▶ **PROBLEM DESCRIPTION**: Reproduce the listing below word for word, with no pictures.

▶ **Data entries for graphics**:
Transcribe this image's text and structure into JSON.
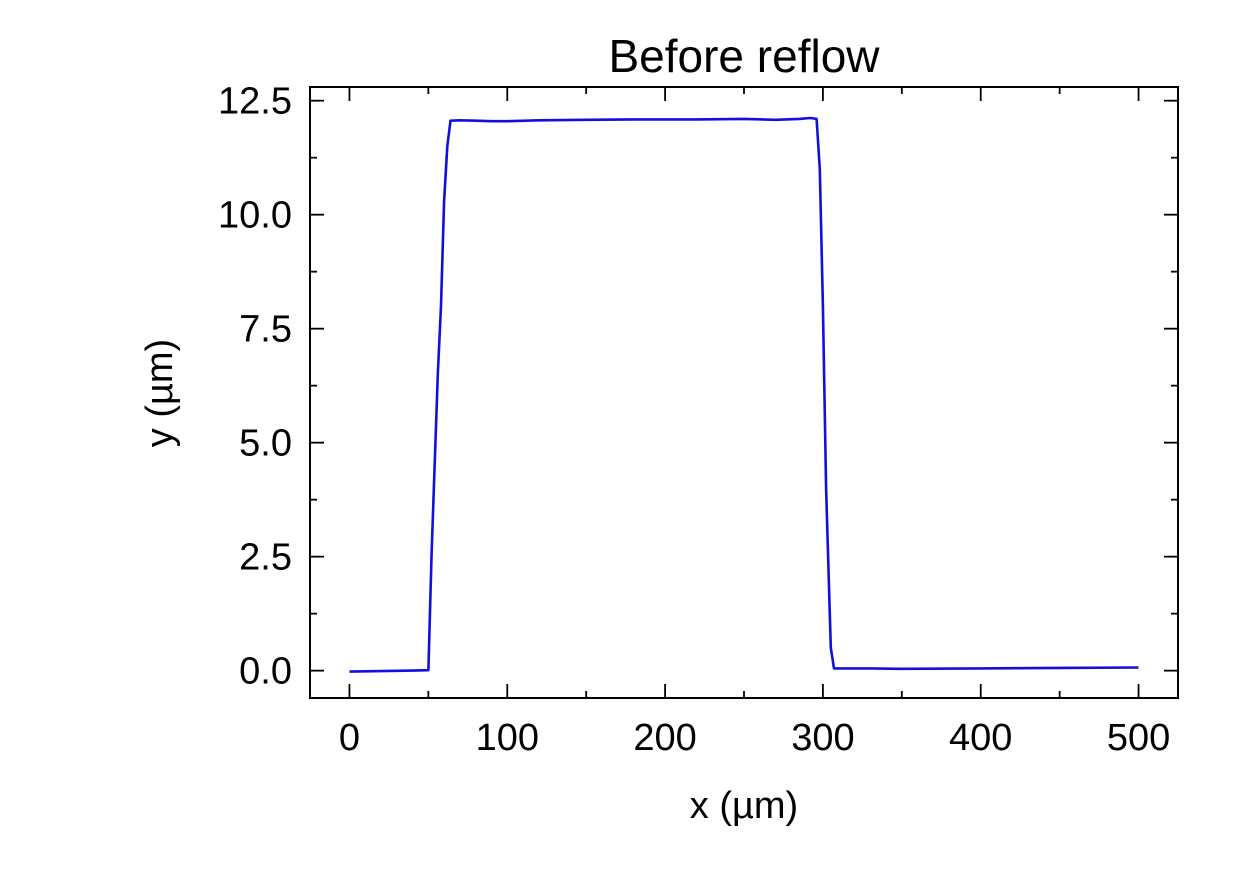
{
  "chart_data": {
    "type": "line",
    "title": "Before reflow",
    "xlabel": "x (µm)",
    "ylabel": "y (µm)",
    "xlim": [
      -25,
      525
    ],
    "ylim": [
      -0.6,
      12.8
    ],
    "xticks": [
      0,
      100,
      200,
      300,
      400,
      500
    ],
    "xtick_labels": [
      "0",
      "100",
      "200",
      "300",
      "400",
      "500"
    ],
    "yticks": [
      0.0,
      2.5,
      5.0,
      7.5,
      10.0,
      12.5
    ],
    "ytick_labels": [
      "0.0",
      "2.5",
      "5.0",
      "7.5",
      "10.0",
      "12.5"
    ],
    "grid": false,
    "line_color": "#1010e0",
    "series": [
      {
        "x": [
          0,
          20,
          40,
          50,
          52,
          56,
          58,
          60,
          62,
          64,
          70,
          80,
          90,
          100,
          120,
          150,
          180,
          200,
          220,
          250,
          270,
          285,
          292,
          296,
          298,
          300,
          302,
          305,
          307,
          310,
          330,
          350,
          400,
          450,
          500
        ],
        "y": [
          -0.02,
          -0.01,
          0.0,
          0.01,
          2.5,
          6.5,
          8.0,
          10.3,
          11.5,
          12.06,
          12.07,
          12.06,
          12.05,
          12.05,
          12.07,
          12.08,
          12.09,
          12.09,
          12.09,
          12.1,
          12.08,
          12.1,
          12.12,
          12.1,
          11.0,
          8.0,
          4.0,
          0.5,
          0.05,
          0.05,
          0.05,
          0.04,
          0.05,
          0.06,
          0.07
        ]
      }
    ]
  }
}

▶ **RESULT BELOW**:
Transcribe this image's text and structure into JSON.
{
  "chart_data": {
    "type": "line",
    "title": "Before reflow",
    "xlabel": "x (µm)",
    "ylabel": "y (µm)",
    "xlim": [
      -25,
      525
    ],
    "ylim": [
      -0.6,
      12.8
    ],
    "xticks": [
      0,
      100,
      200,
      300,
      400,
      500
    ],
    "xtick_labels": [
      "0",
      "100",
      "200",
      "300",
      "400",
      "500"
    ],
    "yticks": [
      0.0,
      2.5,
      5.0,
      7.5,
      10.0,
      12.5
    ],
    "ytick_labels": [
      "0.0",
      "2.5",
      "5.0",
      "7.5",
      "10.0",
      "12.5"
    ],
    "grid": false,
    "line_color": "#1010e0",
    "series": [
      {
        "x": [
          0,
          20,
          40,
          50,
          52,
          56,
          58,
          60,
          62,
          64,
          70,
          80,
          90,
          100,
          120,
          150,
          180,
          200,
          220,
          250,
          270,
          285,
          292,
          296,
          298,
          300,
          302,
          305,
          307,
          310,
          330,
          350,
          400,
          450,
          500
        ],
        "y": [
          -0.02,
          -0.01,
          0.0,
          0.01,
          2.5,
          6.5,
          8.0,
          10.3,
          11.5,
          12.06,
          12.07,
          12.06,
          12.05,
          12.05,
          12.07,
          12.08,
          12.09,
          12.09,
          12.09,
          12.1,
          12.08,
          12.1,
          12.12,
          12.1,
          11.0,
          8.0,
          4.0,
          0.5,
          0.05,
          0.05,
          0.05,
          0.04,
          0.05,
          0.06,
          0.07
        ]
      }
    ]
  }
}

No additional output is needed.